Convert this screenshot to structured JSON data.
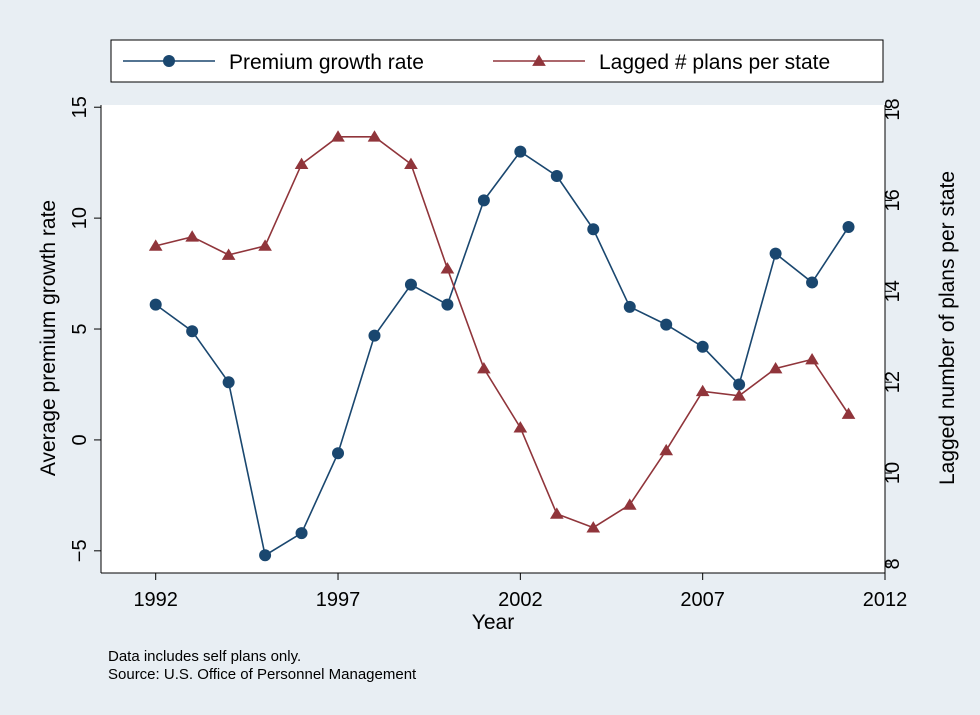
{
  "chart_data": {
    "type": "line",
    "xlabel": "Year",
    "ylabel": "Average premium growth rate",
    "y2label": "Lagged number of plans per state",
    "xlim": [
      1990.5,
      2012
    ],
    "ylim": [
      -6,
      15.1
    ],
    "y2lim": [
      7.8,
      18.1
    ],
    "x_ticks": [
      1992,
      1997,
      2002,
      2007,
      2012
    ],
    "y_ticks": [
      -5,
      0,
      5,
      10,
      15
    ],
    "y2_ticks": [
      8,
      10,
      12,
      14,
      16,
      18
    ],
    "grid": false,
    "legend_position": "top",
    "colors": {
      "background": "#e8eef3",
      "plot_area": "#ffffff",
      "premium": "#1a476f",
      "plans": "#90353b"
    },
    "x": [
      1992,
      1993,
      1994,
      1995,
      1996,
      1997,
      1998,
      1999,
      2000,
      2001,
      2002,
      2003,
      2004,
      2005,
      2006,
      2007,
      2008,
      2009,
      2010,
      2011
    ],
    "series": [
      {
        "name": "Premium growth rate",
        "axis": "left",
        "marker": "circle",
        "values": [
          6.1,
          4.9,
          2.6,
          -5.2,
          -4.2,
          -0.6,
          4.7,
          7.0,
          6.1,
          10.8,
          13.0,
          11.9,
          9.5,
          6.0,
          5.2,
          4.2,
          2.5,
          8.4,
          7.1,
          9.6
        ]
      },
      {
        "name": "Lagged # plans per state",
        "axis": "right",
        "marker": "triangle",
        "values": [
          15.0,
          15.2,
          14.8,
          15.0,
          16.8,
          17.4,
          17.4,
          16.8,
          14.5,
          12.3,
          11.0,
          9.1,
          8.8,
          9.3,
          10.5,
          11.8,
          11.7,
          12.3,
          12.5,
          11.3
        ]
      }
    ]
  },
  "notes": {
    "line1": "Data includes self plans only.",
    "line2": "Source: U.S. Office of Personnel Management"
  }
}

#### [What to produce]
Locate the word "state" in the records and collect each line it appears in.

#### [Completed exercise]
    "y2label": "Lagged number of plans per state",
        "name": "Lagged # plans per state",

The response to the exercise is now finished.